Set problem
Scan the listing below. Report each line that includes "bottom".

Information supplied
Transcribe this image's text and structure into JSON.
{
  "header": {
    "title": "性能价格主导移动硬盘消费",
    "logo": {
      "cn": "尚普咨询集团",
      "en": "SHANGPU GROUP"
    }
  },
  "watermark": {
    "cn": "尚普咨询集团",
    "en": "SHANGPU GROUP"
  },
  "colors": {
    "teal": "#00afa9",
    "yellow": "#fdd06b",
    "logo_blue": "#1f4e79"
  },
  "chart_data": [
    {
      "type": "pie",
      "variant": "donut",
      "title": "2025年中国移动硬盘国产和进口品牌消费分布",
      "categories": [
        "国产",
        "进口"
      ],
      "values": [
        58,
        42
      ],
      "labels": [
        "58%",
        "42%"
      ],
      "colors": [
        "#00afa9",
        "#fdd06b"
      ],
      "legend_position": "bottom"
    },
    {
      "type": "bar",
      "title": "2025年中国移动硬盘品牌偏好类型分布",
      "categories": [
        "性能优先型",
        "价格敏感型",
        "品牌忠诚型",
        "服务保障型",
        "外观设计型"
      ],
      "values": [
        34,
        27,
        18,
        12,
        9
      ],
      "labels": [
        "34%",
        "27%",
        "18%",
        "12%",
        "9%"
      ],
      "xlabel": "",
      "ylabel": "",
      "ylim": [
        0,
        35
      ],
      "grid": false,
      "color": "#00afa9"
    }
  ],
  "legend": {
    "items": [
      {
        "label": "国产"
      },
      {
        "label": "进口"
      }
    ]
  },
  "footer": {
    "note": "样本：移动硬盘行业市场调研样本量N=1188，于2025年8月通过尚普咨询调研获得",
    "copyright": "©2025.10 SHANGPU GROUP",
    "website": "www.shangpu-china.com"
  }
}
--
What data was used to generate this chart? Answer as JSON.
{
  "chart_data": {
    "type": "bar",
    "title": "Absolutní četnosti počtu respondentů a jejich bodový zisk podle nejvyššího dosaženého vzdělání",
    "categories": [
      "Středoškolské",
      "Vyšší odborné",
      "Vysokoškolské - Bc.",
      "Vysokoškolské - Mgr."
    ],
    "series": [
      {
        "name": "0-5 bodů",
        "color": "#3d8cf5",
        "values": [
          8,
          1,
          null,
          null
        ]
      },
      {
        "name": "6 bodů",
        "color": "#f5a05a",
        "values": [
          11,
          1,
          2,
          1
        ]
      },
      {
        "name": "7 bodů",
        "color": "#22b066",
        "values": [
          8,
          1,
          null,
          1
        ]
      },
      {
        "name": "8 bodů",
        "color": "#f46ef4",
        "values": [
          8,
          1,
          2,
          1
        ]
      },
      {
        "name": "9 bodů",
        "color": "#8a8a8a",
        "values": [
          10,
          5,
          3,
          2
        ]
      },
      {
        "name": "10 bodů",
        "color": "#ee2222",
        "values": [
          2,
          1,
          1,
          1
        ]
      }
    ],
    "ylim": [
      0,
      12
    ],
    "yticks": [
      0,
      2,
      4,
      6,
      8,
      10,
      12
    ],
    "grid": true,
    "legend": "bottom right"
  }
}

Answer to this task
      "legend_position": "bottom"
    "legend": "bottom right"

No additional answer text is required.